Start of Available records
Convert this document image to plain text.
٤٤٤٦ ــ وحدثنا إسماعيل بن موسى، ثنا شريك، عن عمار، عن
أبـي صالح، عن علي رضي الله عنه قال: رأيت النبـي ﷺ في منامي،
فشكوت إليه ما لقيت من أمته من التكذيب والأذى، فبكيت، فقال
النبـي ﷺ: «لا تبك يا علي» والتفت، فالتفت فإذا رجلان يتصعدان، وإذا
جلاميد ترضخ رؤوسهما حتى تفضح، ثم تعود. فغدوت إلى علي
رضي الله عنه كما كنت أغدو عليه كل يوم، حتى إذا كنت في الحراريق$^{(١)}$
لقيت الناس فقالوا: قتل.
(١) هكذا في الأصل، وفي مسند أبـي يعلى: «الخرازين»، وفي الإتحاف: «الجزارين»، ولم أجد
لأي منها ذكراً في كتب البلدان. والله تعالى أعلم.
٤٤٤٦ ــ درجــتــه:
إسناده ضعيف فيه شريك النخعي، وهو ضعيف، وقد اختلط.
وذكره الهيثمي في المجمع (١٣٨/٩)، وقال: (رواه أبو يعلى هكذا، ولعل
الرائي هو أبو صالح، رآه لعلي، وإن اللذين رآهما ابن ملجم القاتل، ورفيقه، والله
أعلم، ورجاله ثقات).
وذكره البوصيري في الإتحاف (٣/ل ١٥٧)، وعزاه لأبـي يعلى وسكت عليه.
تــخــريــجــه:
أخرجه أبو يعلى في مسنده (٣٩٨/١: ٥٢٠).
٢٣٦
End of Available records
**The problem:** Send back each record exactly as it stands.

**Final result:**
Convert this document image to plain text.
٤٤٤٦ ــ وحدثنا إسماعيل بن موسى، ثنا شريك، عن عمار، عن
أبـي صالح، عن علي رضي الله عنه قال: رأيت النبـي ﷺ في منامي،
فشكوت إليه ما لقيت من أمته من التكذيب والأذى، فبكيت، فقال
النبـي ﷺ: «لا تبك يا علي» والتفت، فالتفت فإذا رجلان يتصعدان، وإذا
جلاميد ترضخ رؤوسهما حتى تفضح، ثم تعود. فغدوت إلى علي
رضي الله عنه كما كنت أغدو عليه كل يوم، حتى إذا كنت في الحراريق$^{(١)}$
لقيت الناس فقالوا: قتل.
(١) هكذا في الأصل، وفي مسند أبـي يعلى: «الخرازين»، وفي الإتحاف: «الجزارين»، ولم أجد
لأي منها ذكراً في كتب البلدان. والله تعالى أعلم.
٤٤٤٦ ــ درجــتــه:
إسناده ضعيف فيه شريك النخعي، وهو ضعيف، وقد اختلط.
وذكره الهيثمي في المجمع (١٣٨/٩)، وقال: (رواه أبو يعلى هكذا، ولعل
الرائي هو أبو صالح، رآه لعلي، وإن اللذين رآهما ابن ملجم القاتل، ورفيقه، والله
أعلم، ورجاله ثقات).
وذكره البوصيري في الإتحاف (٣/ل ١٥٧)، وعزاه لأبـي يعلى وسكت عليه.
تــخــريــجــه:
أخرجه أبو يعلى في مسنده (٣٩٨/١: ٥٢٠).
٢٣٦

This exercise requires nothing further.